>> begin Data supplied

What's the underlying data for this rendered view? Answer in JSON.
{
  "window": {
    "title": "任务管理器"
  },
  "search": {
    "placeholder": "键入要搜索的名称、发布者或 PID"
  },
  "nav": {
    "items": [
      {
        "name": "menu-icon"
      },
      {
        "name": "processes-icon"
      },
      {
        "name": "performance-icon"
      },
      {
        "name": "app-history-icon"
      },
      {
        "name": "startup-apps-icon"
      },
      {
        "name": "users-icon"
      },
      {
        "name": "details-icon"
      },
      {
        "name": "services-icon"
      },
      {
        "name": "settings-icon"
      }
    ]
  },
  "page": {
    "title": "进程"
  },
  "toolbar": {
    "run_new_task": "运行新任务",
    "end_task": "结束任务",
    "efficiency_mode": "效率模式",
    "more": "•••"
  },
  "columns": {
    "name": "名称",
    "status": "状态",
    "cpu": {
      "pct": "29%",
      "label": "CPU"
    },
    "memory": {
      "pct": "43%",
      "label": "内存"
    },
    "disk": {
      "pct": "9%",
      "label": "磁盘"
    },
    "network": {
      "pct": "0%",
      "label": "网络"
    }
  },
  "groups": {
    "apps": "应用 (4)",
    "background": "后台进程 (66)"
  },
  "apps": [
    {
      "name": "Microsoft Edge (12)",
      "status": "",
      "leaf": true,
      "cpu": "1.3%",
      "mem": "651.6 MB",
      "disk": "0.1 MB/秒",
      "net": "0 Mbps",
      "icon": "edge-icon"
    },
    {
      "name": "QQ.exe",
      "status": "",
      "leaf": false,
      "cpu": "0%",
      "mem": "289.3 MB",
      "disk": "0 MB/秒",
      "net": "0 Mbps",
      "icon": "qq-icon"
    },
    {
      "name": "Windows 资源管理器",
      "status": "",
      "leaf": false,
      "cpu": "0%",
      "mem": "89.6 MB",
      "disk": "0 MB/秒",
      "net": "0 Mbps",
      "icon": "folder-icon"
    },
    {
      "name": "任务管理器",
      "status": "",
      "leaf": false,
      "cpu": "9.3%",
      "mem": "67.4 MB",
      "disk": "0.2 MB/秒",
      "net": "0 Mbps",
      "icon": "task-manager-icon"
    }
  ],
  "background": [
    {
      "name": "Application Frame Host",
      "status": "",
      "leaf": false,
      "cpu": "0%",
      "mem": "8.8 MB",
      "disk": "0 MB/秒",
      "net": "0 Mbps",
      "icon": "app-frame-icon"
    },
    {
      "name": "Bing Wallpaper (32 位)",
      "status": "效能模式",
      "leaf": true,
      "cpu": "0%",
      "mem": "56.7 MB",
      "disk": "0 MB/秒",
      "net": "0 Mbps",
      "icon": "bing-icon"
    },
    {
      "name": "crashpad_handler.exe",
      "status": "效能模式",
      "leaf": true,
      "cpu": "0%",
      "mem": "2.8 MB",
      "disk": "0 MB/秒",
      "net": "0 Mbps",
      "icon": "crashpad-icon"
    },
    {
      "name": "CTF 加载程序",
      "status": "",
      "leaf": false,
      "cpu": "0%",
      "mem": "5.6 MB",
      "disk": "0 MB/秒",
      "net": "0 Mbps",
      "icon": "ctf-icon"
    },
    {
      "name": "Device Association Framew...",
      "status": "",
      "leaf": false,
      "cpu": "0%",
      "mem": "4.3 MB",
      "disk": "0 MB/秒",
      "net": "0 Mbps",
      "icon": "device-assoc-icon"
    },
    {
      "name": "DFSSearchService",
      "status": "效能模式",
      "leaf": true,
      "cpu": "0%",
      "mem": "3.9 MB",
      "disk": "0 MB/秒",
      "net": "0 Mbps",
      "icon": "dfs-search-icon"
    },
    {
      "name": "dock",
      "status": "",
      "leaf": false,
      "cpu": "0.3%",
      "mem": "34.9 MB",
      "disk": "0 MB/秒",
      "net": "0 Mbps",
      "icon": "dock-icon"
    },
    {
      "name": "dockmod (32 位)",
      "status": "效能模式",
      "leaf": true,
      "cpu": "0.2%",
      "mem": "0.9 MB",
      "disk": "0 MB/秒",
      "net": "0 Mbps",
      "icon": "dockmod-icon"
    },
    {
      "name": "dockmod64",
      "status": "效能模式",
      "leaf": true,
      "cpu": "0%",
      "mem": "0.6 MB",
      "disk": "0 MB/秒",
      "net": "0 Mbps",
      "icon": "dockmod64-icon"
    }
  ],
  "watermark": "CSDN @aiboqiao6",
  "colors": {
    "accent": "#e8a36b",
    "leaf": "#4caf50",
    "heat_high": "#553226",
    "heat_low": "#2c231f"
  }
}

>> end Data supplied

Task requirements:
Restate the listing in full, word for word.

Problem solution:
What's the underlying data for this rendered view? Answer in JSON.
{
  "window": {
    "title": "任务管理器"
  },
  "search": {
    "placeholder": "键入要搜索的名称、发布者或 PID"
  },
  "nav": {
    "items": [
      {
        "name": "menu-icon"
      },
      {
        "name": "processes-icon"
      },
      {
        "name": "performance-icon"
      },
      {
        "name": "app-history-icon"
      },
      {
        "name": "startup-apps-icon"
      },
      {
        "name": "users-icon"
      },
      {
        "name": "details-icon"
      },
      {
        "name": "services-icon"
      },
      {
        "name": "settings-icon"
      }
    ]
  },
  "page": {
    "title": "进程"
  },
  "toolbar": {
    "run_new_task": "运行新任务",
    "end_task": "结束任务",
    "efficiency_mode": "效率模式",
    "more": "•••"
  },
  "columns": {
    "name": "名称",
    "status": "状态",
    "cpu": {
      "pct": "29%",
      "label": "CPU"
    },
    "memory": {
      "pct": "43%",
      "label": "内存"
    },
    "disk": {
      "pct": "9%",
      "label": "磁盘"
    },
    "network": {
      "pct": "0%",
      "label": "网络"
    }
  },
  "groups": {
    "apps": "应用 (4)",
    "background": "后台进程 (66)"
  },
  "apps": [
    {
      "name": "Microsoft Edge (12)",
      "status": "",
      "leaf": true,
      "cpu": "1.3%",
      "mem": "651.6 MB",
      "disk": "0.1 MB/秒",
      "net": "0 Mbps",
      "icon": "edge-icon"
    },
    {
      "name": "QQ.exe",
      "status": "",
      "leaf": false,
      "cpu": "0%",
      "mem": "289.3 MB",
      "disk": "0 MB/秒",
      "net": "0 Mbps",
      "icon": "qq-icon"
    },
    {
      "name": "Windows 资源管理器",
      "status": "",
      "leaf": false,
      "cpu": "0%",
      "mem": "89.6 MB",
      "disk": "0 MB/秒",
      "net": "0 Mbps",
      "icon": "folder-icon"
    },
    {
      "name": "任务管理器",
      "status": "",
      "leaf": false,
      "cpu": "9.3%",
      "mem": "67.4 MB",
      "disk": "0.2 MB/秒",
      "net": "0 Mbps",
      "icon": "task-manager-icon"
    }
  ],
  "background": [
    {
      "name": "Application Frame Host",
      "status": "",
      "leaf": false,
      "cpu": "0%",
      "mem": "8.8 MB",
      "disk": "0 MB/秒",
      "net": "0 Mbps",
      "icon": "app-frame-icon"
    },
    {
      "name": "Bing Wallpaper (32 位)",
      "status": "效能模式",
      "leaf": true,
      "cpu": "0%",
      "mem": "56.7 MB",
      "disk": "0 MB/秒",
      "net": "0 Mbps",
      "icon": "bing-icon"
    },
    {
      "name": "crashpad_handler.exe",
      "status": "效能模式",
      "leaf": true,
      "cpu": "0%",
      "mem": "2.8 MB",
      "disk": "0 MB/秒",
      "net": "0 Mbps",
      "icon": "crashpad-icon"
    },
    {
      "name": "CTF 加载程序",
      "status": "",
      "leaf": false,
      "cpu": "0%",
      "mem": "5.6 MB",
      "disk": "0 MB/秒",
      "net": "0 Mbps",
      "icon": "ctf-icon"
    },
    {
      "name": "Device Association Framew...",
      "status": "",
      "leaf": false,
      "cpu": "0%",
      "mem": "4.3 MB",
      "disk": "0 MB/秒",
      "net": "0 Mbps",
      "icon": "device-assoc-icon"
    },
    {
      "name": "DFSSearchService",
      "status": "效能模式",
      "leaf": true,
      "cpu": "0%",
      "mem": "3.9 MB",
      "disk": "0 MB/秒",
      "net": "0 Mbps",
      "icon": "dfs-search-icon"
    },
    {
      "name": "dock",
      "status": "",
      "leaf": false,
      "cpu": "0.3%",
      "mem": "34.9 MB",
      "disk": "0 MB/秒",
      "net": "0 Mbps",
      "icon": "dock-icon"
    },
    {
      "name": "dockmod (32 位)",
      "status": "效能模式",
      "leaf": true,
      "cpu": "0.2%",
      "mem": "0.9 MB",
      "disk": "0 MB/秒",
      "net": "0 Mbps",
      "icon": "dockmod-icon"
    },
    {
      "name": "dockmod64",
      "status": "效能模式",
      "leaf": true,
      "cpu": "0%",
      "mem": "0.6 MB",
      "disk": "0 MB/秒",
      "net": "0 Mbps",
      "icon": "dockmod64-icon"
    }
  ],
  "watermark": "CSDN @aiboqiao6",
  "colors": {
    "accent": "#e8a36b",
    "leaf": "#4caf50",
    "heat_high": "#553226",
    "heat_low": "#2c231f"
  }
}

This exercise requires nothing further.